— Start MATERIAL TO PROCESS —

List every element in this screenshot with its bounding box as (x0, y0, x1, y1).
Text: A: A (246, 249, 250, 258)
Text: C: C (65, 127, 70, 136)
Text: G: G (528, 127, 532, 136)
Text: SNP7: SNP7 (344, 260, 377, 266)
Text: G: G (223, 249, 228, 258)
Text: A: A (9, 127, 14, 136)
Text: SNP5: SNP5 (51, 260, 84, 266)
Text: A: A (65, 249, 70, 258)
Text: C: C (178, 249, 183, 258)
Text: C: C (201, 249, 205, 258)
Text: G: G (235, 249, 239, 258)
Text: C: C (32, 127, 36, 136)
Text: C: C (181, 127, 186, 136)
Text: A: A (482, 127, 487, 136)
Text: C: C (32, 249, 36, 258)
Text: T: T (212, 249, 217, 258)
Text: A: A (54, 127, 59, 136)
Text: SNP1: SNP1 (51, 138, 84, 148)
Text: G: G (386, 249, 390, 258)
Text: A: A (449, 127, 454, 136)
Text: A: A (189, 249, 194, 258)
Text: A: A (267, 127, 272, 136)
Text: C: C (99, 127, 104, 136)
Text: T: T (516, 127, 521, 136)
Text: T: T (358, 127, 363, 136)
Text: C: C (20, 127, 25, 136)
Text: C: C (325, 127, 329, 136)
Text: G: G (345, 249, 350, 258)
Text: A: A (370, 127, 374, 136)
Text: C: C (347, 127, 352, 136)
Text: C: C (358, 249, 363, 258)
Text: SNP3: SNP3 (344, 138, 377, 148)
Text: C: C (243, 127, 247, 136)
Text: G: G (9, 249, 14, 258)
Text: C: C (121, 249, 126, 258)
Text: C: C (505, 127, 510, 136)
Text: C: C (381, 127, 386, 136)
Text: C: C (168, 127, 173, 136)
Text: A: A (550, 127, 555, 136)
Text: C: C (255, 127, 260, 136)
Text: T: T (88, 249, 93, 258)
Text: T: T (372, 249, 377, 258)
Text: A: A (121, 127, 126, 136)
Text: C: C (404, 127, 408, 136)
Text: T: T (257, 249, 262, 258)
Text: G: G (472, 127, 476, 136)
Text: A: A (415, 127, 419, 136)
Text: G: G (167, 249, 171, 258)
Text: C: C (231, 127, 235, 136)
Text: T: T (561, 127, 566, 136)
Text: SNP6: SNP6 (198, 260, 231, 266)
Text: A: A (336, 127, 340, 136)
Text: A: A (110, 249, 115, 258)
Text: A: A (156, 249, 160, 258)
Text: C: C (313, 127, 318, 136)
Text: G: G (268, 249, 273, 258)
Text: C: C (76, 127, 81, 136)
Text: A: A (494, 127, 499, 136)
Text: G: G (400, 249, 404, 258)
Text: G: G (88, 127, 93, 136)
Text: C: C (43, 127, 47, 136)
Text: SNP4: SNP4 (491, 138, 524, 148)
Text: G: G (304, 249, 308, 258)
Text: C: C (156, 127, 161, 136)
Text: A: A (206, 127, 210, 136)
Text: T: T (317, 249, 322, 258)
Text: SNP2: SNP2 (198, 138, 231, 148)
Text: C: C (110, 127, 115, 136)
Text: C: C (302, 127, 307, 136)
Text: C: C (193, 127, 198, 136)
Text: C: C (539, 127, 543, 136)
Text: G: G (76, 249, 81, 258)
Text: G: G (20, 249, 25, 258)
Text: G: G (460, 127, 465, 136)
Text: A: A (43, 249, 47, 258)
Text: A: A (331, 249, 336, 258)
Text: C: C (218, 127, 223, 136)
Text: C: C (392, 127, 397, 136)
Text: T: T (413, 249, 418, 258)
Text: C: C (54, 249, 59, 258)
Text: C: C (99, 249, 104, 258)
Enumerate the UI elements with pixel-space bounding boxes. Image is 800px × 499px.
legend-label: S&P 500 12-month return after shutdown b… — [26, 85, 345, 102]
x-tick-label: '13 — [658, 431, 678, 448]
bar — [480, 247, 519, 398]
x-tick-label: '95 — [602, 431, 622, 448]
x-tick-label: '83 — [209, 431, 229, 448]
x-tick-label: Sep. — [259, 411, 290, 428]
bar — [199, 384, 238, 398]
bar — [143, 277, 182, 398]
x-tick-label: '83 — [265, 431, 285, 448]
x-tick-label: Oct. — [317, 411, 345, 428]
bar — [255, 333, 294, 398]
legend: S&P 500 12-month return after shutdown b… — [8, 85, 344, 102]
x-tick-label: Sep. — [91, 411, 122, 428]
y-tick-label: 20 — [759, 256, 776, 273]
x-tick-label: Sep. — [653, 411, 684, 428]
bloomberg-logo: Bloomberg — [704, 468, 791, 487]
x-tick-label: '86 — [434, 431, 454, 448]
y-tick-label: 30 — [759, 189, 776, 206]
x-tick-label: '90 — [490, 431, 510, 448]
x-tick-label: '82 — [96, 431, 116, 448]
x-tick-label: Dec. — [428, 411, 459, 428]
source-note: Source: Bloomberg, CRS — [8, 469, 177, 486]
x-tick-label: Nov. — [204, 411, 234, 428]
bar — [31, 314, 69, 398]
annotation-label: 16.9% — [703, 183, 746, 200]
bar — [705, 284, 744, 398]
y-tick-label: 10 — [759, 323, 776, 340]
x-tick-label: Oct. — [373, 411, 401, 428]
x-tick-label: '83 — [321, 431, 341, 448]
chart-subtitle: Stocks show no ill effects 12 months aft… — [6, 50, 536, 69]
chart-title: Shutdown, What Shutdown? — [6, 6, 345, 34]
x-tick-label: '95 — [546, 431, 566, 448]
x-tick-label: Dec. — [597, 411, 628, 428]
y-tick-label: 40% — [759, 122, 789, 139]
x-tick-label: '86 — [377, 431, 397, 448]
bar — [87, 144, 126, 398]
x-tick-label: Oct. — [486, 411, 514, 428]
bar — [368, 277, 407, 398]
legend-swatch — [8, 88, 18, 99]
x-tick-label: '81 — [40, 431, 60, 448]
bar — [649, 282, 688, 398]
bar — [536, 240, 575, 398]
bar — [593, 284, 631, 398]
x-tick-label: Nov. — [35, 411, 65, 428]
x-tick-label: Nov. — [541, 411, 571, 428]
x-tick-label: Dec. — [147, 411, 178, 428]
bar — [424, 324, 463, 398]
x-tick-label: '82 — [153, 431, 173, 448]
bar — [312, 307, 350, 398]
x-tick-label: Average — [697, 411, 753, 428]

— End MATERIAL TO PROCESS —

▸ **EXERCISE REQUIREMENTS**
Write out all of the entries above again, substituting "x-axis label" for every occurrence of "x-tick-label" and changing nothing else.

▸ **EXPECTED ANSWER**
List every element in this screenshot with its bounding box as (x0, y0, x1, y1).
Text: A: A (246, 249, 250, 258)
Text: C: C (65, 127, 70, 136)
Text: G: G (528, 127, 532, 136)
Text: SNP7: SNP7 (344, 260, 377, 266)
Text: G: G (223, 249, 228, 258)
Text: A: A (9, 127, 14, 136)
Text: SNP5: SNP5 (51, 260, 84, 266)
Text: A: A (65, 249, 70, 258)
Text: C: C (178, 249, 183, 258)
Text: C: C (201, 249, 205, 258)
Text: G: G (235, 249, 239, 258)
Text: C: C (32, 127, 36, 136)
Text: C: C (181, 127, 186, 136)
Text: A: A (482, 127, 487, 136)
Text: C: C (32, 249, 36, 258)
Text: T: T (212, 249, 217, 258)
Text: A: A (54, 127, 59, 136)
Text: SNP1: SNP1 (51, 138, 84, 148)
Text: G: G (386, 249, 390, 258)
Text: A: A (449, 127, 454, 136)
Text: A: A (189, 249, 194, 258)
Text: A: A (267, 127, 272, 136)
Text: C: C (99, 127, 104, 136)
Text: T: T (516, 127, 521, 136)
Text: T: T (358, 127, 363, 136)
Text: C: C (20, 127, 25, 136)
Text: C: C (325, 127, 329, 136)
Text: G: G (345, 249, 350, 258)
Text: A: A (370, 127, 374, 136)
Text: C: C (347, 127, 352, 136)
Text: C: C (358, 249, 363, 258)
Text: SNP3: SNP3 (344, 138, 377, 148)
Text: C: C (243, 127, 247, 136)
Text: G: G (9, 249, 14, 258)
Text: C: C (121, 249, 126, 258)
Text: C: C (505, 127, 510, 136)
Text: C: C (381, 127, 386, 136)
Text: C: C (168, 127, 173, 136)
Text: A: A (550, 127, 555, 136)
Text: C: C (255, 127, 260, 136)
Text: T: T (88, 249, 93, 258)
Text: T: T (372, 249, 377, 258)
Text: A: A (121, 127, 126, 136)
Text: C: C (404, 127, 408, 136)
Text: T: T (257, 249, 262, 258)
Text: G: G (472, 127, 476, 136)
Text: A: A (415, 127, 419, 136)
Text: G: G (167, 249, 171, 258)
Text: C: C (231, 127, 235, 136)
Text: T: T (561, 127, 566, 136)
Text: SNP6: SNP6 (198, 260, 231, 266)
Text: A: A (336, 127, 340, 136)
Text: A: A (110, 249, 115, 258)
Text: A: A (156, 249, 160, 258)
Text: C: C (313, 127, 318, 136)
Text: G: G (268, 249, 273, 258)
Text: C: C (76, 127, 81, 136)
Text: A: A (494, 127, 499, 136)
Text: G: G (400, 249, 404, 258)
Text: G: G (88, 127, 93, 136)
Text: C: C (43, 127, 47, 136)
Text: SNP4: SNP4 (491, 138, 524, 148)
Text: G: G (304, 249, 308, 258)
Text: C: C (156, 127, 161, 136)
Text: A: A (206, 127, 210, 136)
Text: T: T (317, 249, 322, 258)
Text: SNP2: SNP2 (198, 138, 231, 148)
Text: C: C (110, 127, 115, 136)
Text: C: C (302, 127, 307, 136)
Text: C: C (193, 127, 198, 136)
Text: C: C (539, 127, 543, 136)
Text: G: G (76, 249, 81, 258)
Text: G: G (20, 249, 25, 258)
Text: G: G (460, 127, 465, 136)
Text: A: A (43, 249, 47, 258)
Text: A: A (331, 249, 336, 258)
Text: C: C (218, 127, 223, 136)
Text: C: C (392, 127, 397, 136)
Text: T: T (413, 249, 418, 258)
Text: C: C (54, 249, 59, 258)
Text: C: C (99, 249, 104, 258)
Enumerate the UI elements with pixel-space bounding boxes. Image is 800px × 499px.
legend-label: S&P 500 12-month return after shutdown b… — [26, 85, 345, 102]
x-axis label: '13 — [658, 431, 678, 448]
bar — [480, 247, 519, 398]
x-axis label: '95 — [602, 431, 622, 448]
x-axis label: '83 — [209, 431, 229, 448]
x-axis label: Sep. — [259, 411, 290, 428]
bar — [199, 384, 238, 398]
bar — [143, 277, 182, 398]
x-axis label: '83 — [265, 431, 285, 448]
x-axis label: Oct. — [317, 411, 345, 428]
bar — [255, 333, 294, 398]
legend: S&P 500 12-month return after shutdown b… — [8, 85, 344, 102]
x-axis label: Sep. — [91, 411, 122, 428]
y-tick-label: 20 — [759, 256, 776, 273]
x-axis label: Sep. — [653, 411, 684, 428]
bloomberg-logo: Bloomberg — [704, 468, 791, 487]
x-axis label: '86 — [434, 431, 454, 448]
y-tick-label: 30 — [759, 189, 776, 206]
x-axis label: '90 — [490, 431, 510, 448]
x-axis label: '82 — [96, 431, 116, 448]
x-axis label: Dec. — [428, 411, 459, 428]
source-note: Source: Bloomberg, CRS — [8, 469, 177, 486]
x-axis label: Nov. — [204, 411, 234, 428]
bar — [31, 314, 69, 398]
annotation-label: 16.9% — [703, 183, 746, 200]
bar — [705, 284, 744, 398]
y-tick-label: 10 — [759, 323, 776, 340]
x-axis label: Oct. — [373, 411, 401, 428]
x-axis label: '83 — [321, 431, 341, 448]
chart-subtitle: Stocks show no ill effects 12 months aft… — [6, 50, 536, 69]
chart-title: Shutdown, What Shutdown? — [6, 6, 345, 34]
x-axis label: '95 — [546, 431, 566, 448]
x-axis label: Dec. — [597, 411, 628, 428]
y-tick-label: 40% — [759, 122, 789, 139]
x-axis label: '86 — [377, 431, 397, 448]
bar — [87, 144, 126, 398]
x-axis label: Oct. — [486, 411, 514, 428]
bar — [368, 277, 407, 398]
legend-swatch — [8, 88, 18, 99]
x-axis label: '81 — [40, 431, 60, 448]
bar — [649, 282, 688, 398]
bar — [536, 240, 575, 398]
bar — [593, 284, 631, 398]
x-axis label: Nov. — [35, 411, 65, 428]
x-axis label: Nov. — [541, 411, 571, 428]
x-axis label: Dec. — [147, 411, 178, 428]
bar — [424, 324, 463, 398]
x-axis label: '82 — [153, 431, 173, 448]
bar — [312, 307, 350, 398]
x-axis label: Average — [697, 411, 753, 428]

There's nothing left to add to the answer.